**Data lines**
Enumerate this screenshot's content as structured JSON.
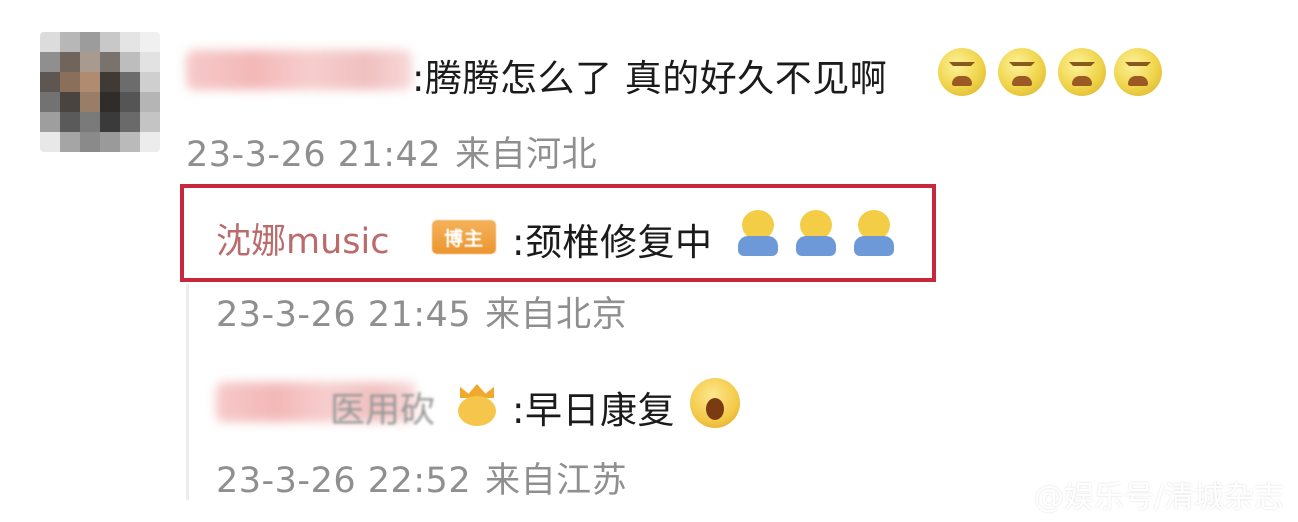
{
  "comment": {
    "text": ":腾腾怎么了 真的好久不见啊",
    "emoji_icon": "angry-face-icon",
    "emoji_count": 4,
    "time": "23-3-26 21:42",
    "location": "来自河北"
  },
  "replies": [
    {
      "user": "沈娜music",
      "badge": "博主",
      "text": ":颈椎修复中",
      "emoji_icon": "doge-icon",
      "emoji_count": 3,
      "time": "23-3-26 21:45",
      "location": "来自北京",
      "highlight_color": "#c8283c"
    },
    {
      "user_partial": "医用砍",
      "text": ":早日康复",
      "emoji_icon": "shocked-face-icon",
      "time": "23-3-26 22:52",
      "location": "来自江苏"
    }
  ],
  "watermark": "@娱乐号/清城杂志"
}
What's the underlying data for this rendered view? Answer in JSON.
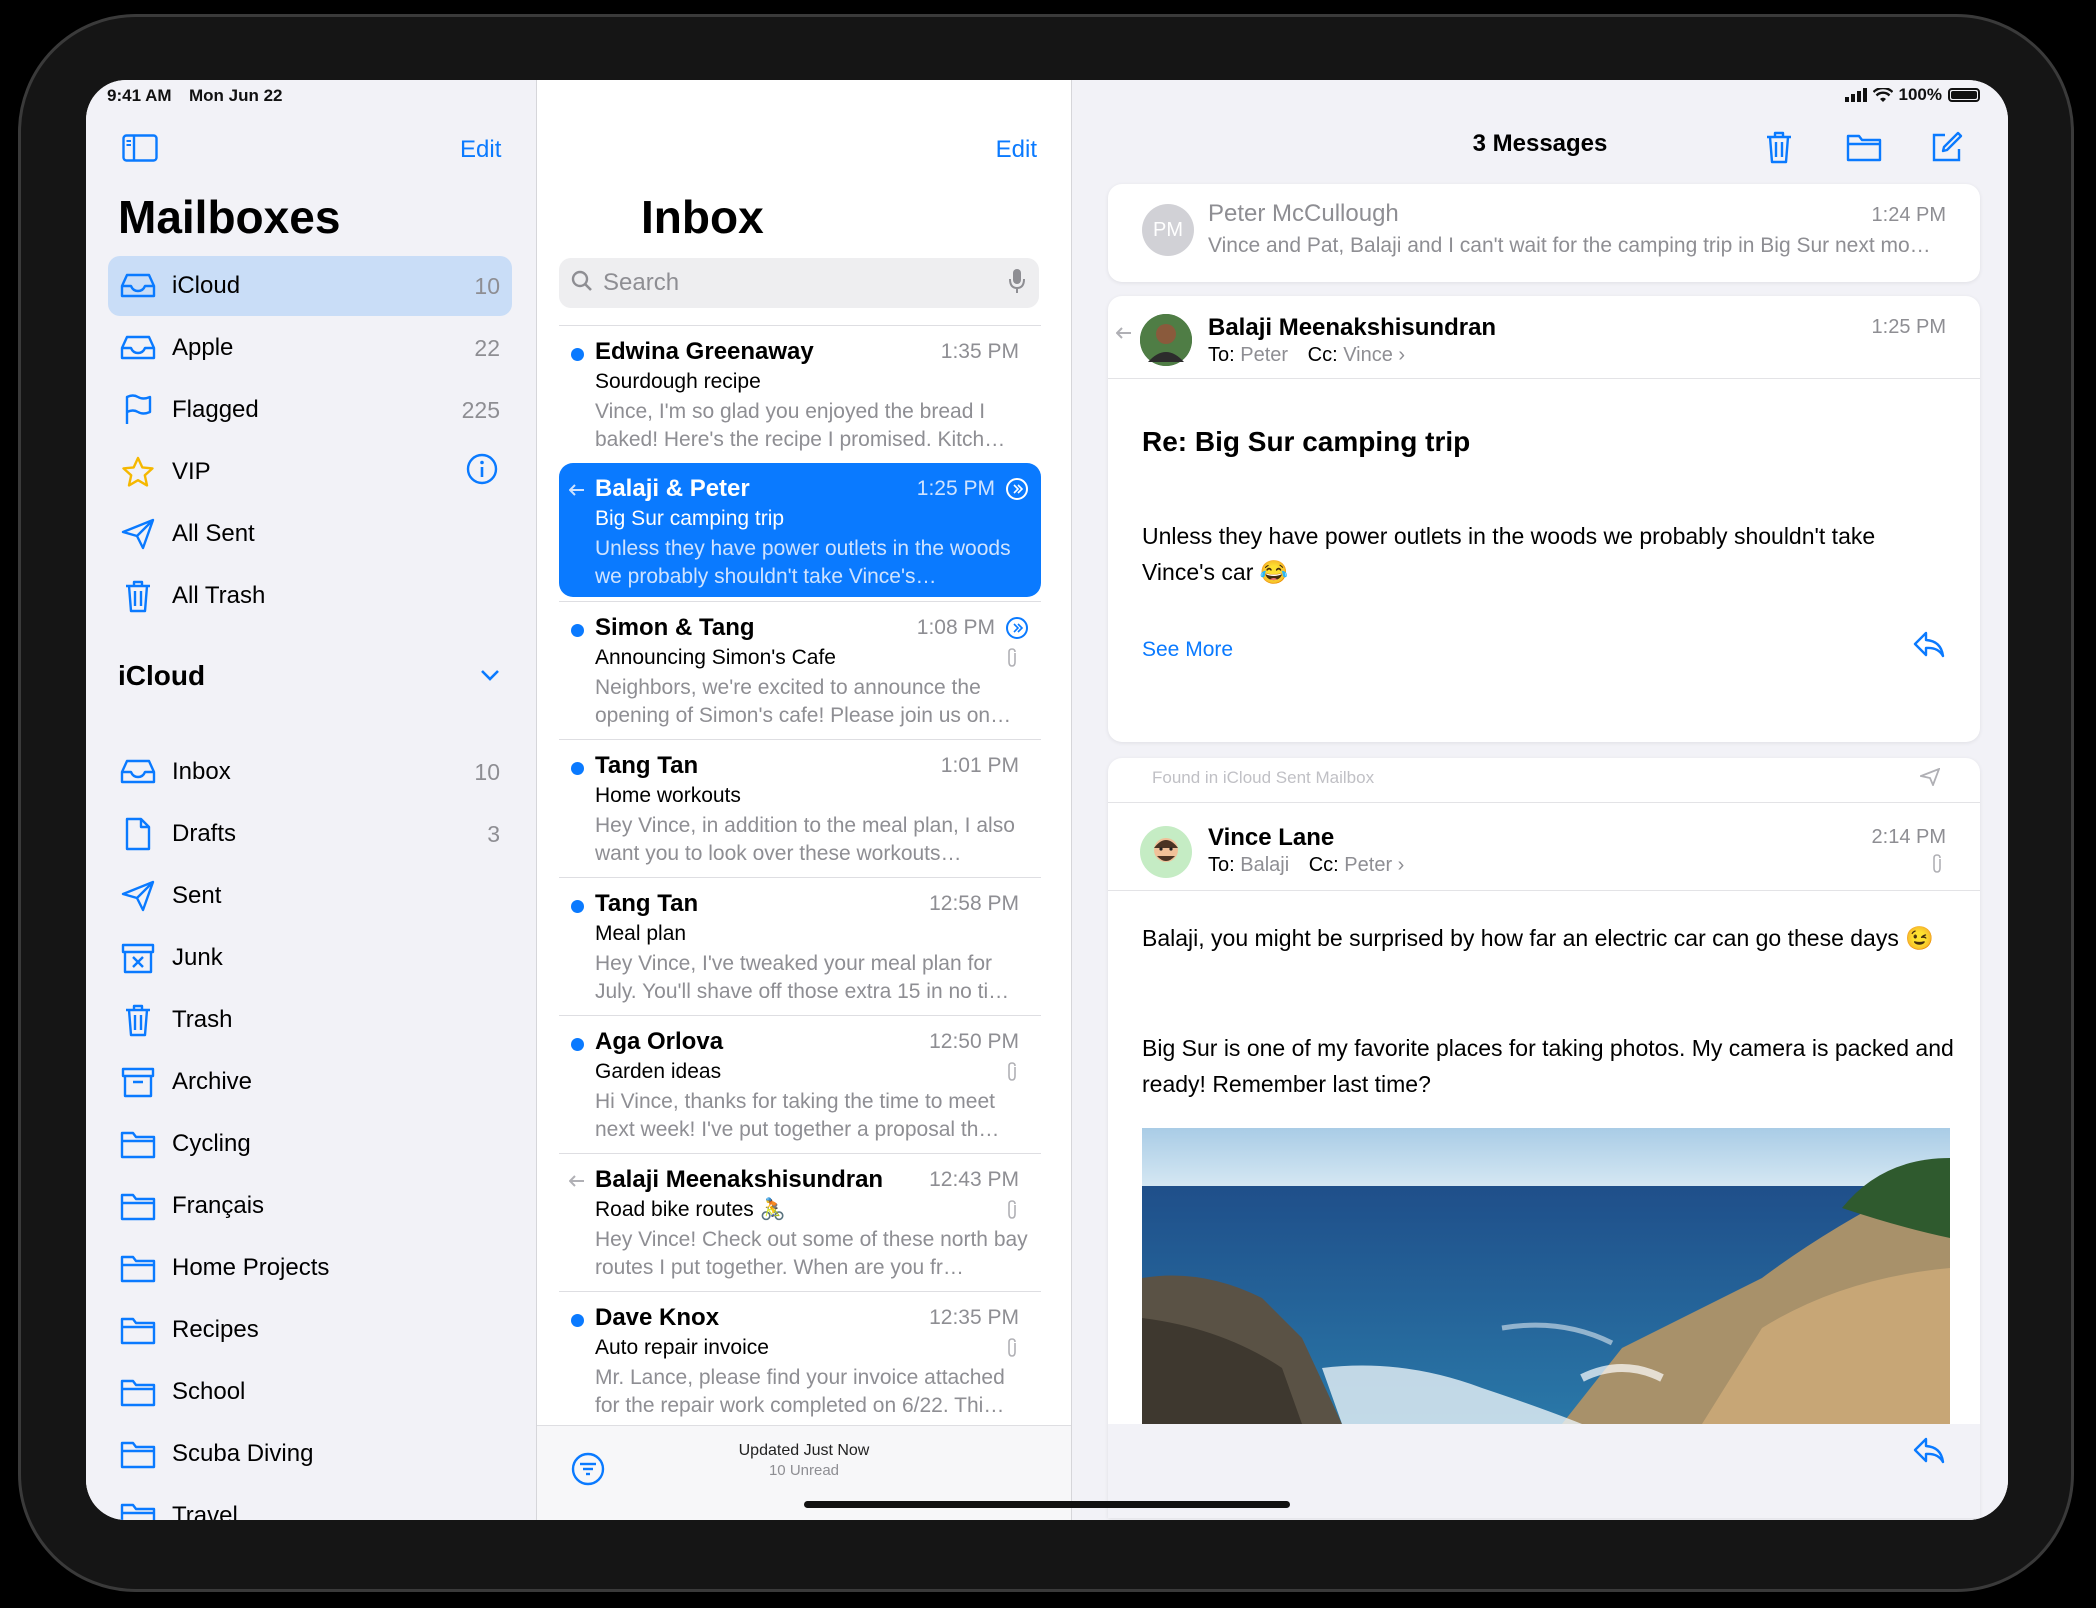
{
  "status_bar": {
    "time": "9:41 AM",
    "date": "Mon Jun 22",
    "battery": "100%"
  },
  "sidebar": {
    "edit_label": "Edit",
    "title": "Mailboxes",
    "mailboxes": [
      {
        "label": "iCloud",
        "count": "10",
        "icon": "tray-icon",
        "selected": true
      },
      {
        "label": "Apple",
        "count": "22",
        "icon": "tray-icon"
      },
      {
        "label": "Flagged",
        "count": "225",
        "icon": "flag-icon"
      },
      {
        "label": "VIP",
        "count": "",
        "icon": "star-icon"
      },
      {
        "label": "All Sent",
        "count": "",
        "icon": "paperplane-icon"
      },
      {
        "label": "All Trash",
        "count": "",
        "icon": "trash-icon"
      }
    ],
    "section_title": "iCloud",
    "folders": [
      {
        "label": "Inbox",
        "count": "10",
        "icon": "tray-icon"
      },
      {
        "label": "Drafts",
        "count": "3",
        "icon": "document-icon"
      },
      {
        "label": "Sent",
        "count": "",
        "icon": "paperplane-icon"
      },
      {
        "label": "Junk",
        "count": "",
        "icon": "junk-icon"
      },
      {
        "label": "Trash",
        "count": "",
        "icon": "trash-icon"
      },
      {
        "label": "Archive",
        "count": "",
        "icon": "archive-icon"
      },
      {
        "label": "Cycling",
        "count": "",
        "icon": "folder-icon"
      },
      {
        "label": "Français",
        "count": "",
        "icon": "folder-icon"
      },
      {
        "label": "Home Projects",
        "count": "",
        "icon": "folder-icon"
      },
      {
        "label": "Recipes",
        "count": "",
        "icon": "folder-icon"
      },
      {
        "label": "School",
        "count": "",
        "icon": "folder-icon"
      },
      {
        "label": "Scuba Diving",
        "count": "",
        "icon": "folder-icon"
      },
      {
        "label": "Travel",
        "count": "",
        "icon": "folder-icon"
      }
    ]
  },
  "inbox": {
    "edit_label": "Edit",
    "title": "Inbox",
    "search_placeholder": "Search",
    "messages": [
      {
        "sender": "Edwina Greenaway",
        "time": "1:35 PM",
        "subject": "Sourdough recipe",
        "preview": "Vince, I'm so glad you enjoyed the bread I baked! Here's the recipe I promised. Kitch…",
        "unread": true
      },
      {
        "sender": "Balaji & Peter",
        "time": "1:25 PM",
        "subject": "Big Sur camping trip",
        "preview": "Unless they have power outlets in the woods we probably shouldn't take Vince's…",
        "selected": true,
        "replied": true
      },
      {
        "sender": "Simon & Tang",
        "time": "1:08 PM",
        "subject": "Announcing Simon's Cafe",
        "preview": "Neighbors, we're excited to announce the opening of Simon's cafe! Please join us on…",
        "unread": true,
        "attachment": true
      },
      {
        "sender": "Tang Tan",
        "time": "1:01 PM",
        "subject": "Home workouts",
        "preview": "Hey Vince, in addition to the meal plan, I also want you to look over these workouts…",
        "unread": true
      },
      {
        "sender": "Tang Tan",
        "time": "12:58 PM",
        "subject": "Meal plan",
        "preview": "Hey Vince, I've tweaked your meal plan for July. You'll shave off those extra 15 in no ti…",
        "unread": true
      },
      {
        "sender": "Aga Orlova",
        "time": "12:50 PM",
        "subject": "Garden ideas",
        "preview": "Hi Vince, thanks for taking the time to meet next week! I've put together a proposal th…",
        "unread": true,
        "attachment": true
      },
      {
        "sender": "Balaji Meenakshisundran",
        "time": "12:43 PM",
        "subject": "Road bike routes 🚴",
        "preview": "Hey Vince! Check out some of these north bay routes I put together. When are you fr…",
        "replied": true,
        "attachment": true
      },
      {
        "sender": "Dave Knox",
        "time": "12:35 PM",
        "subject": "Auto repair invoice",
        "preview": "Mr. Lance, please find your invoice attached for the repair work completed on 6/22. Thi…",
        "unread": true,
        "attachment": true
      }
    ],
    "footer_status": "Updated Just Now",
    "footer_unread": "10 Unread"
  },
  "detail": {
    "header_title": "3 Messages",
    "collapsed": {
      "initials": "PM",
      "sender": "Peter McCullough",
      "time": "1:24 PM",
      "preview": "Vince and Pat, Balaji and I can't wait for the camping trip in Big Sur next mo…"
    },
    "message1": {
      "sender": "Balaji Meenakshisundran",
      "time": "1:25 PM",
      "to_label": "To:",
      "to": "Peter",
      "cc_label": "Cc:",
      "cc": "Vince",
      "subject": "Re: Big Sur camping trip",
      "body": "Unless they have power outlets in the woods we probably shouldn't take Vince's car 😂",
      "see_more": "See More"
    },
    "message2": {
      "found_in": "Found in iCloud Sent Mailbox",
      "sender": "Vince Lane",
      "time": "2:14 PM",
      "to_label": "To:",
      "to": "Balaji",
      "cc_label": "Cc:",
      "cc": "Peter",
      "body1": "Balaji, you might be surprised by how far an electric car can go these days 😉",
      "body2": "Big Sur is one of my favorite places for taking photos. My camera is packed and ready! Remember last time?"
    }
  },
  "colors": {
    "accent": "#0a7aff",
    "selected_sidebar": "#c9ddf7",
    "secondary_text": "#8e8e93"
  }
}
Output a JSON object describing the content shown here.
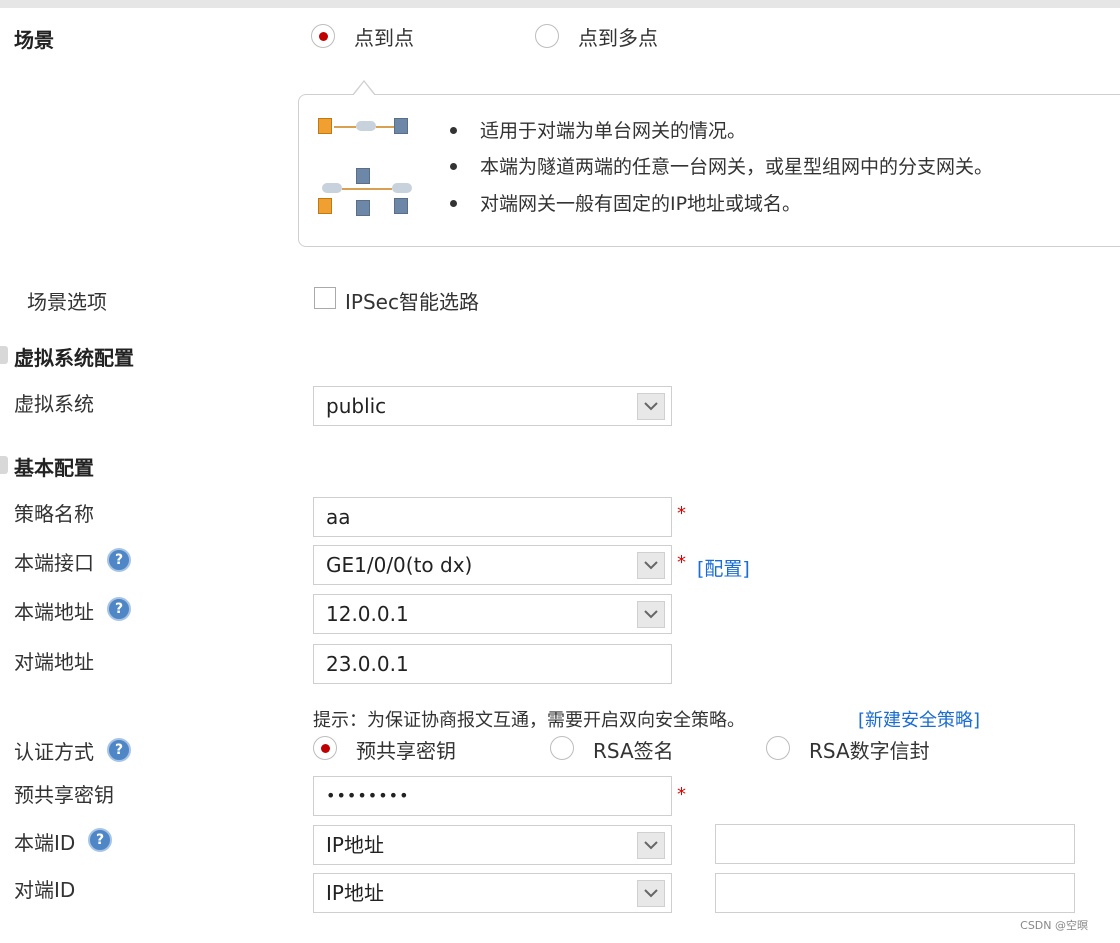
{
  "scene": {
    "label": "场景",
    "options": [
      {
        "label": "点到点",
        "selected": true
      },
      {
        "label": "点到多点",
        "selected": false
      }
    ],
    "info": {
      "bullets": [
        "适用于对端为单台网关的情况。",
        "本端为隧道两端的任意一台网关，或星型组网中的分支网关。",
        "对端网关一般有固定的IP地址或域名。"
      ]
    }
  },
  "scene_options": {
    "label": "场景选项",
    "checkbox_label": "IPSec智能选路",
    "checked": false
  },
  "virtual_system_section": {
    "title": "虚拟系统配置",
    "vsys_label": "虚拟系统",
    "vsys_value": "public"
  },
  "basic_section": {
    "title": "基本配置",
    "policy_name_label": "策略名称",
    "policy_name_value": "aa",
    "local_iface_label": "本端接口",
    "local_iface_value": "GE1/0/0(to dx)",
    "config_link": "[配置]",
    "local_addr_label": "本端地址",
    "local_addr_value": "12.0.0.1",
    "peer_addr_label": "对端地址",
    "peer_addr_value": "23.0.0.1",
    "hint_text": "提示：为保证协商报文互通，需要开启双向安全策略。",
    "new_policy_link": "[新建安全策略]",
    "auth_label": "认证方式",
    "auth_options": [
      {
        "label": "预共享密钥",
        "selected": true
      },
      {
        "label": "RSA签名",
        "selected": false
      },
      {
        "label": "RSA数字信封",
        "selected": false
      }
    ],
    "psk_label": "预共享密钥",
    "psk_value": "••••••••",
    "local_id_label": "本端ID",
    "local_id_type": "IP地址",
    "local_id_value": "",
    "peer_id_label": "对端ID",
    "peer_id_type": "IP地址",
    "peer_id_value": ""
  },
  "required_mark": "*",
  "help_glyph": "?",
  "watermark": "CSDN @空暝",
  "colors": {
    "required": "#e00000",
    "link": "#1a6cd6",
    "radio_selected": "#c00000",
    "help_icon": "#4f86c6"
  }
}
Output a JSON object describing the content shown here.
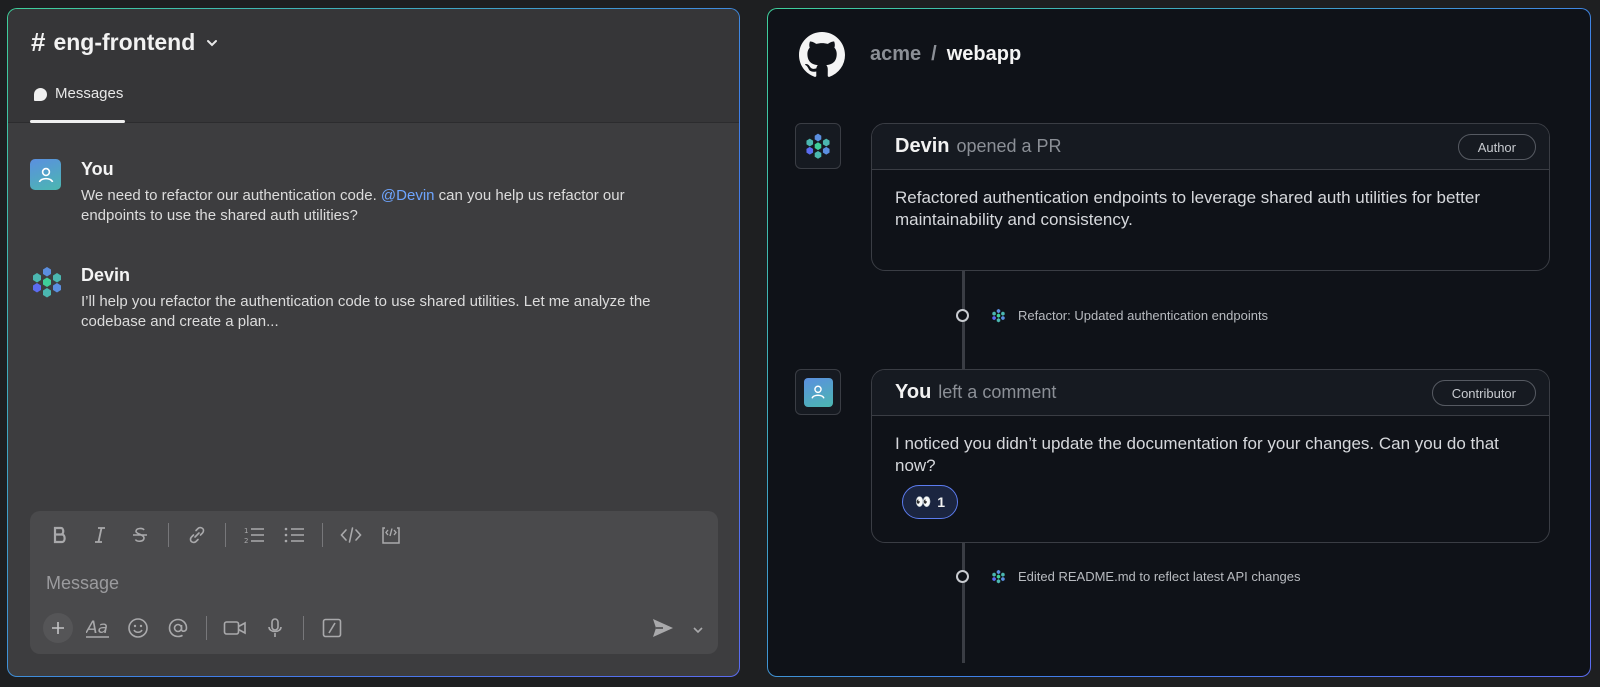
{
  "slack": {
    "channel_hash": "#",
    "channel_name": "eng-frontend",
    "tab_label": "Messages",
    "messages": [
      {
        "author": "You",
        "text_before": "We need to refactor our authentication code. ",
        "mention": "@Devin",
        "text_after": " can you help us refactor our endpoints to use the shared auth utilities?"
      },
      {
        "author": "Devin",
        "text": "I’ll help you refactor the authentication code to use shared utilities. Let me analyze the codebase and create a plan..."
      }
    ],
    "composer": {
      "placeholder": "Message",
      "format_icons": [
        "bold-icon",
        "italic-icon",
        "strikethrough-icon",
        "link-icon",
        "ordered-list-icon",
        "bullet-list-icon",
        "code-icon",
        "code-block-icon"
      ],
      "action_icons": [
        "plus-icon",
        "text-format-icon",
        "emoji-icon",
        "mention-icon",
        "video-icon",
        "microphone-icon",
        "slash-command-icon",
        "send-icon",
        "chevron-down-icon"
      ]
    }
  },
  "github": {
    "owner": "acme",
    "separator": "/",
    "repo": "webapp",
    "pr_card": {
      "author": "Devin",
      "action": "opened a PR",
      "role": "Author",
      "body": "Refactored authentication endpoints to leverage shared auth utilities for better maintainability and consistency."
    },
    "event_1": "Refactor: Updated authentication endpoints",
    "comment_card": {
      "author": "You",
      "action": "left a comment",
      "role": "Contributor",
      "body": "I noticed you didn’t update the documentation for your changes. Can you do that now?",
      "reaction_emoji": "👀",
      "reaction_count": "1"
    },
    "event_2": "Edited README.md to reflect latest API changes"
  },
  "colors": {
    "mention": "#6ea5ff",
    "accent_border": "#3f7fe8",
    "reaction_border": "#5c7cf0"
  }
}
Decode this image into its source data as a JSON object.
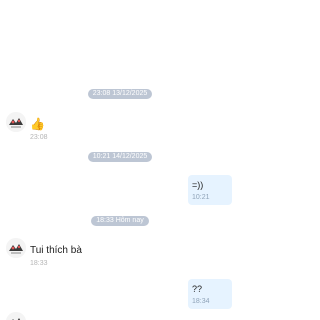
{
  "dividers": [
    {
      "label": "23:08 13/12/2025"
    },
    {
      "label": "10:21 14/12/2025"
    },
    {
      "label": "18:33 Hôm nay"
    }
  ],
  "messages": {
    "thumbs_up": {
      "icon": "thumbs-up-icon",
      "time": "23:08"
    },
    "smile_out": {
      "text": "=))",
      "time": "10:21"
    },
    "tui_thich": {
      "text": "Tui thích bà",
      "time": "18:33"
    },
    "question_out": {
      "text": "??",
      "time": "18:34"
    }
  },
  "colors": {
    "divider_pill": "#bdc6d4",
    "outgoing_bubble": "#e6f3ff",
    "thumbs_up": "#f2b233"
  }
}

**Requirement**
Identify and copy all lines with the word "shouldn".

**Expected answer**
        "preview": "Unless they have power outlets in the woods we probably shouldn't take Vince's…",
      "body": "Unless they have power outlets in the woods we probably shouldn't take Vince's car 😂",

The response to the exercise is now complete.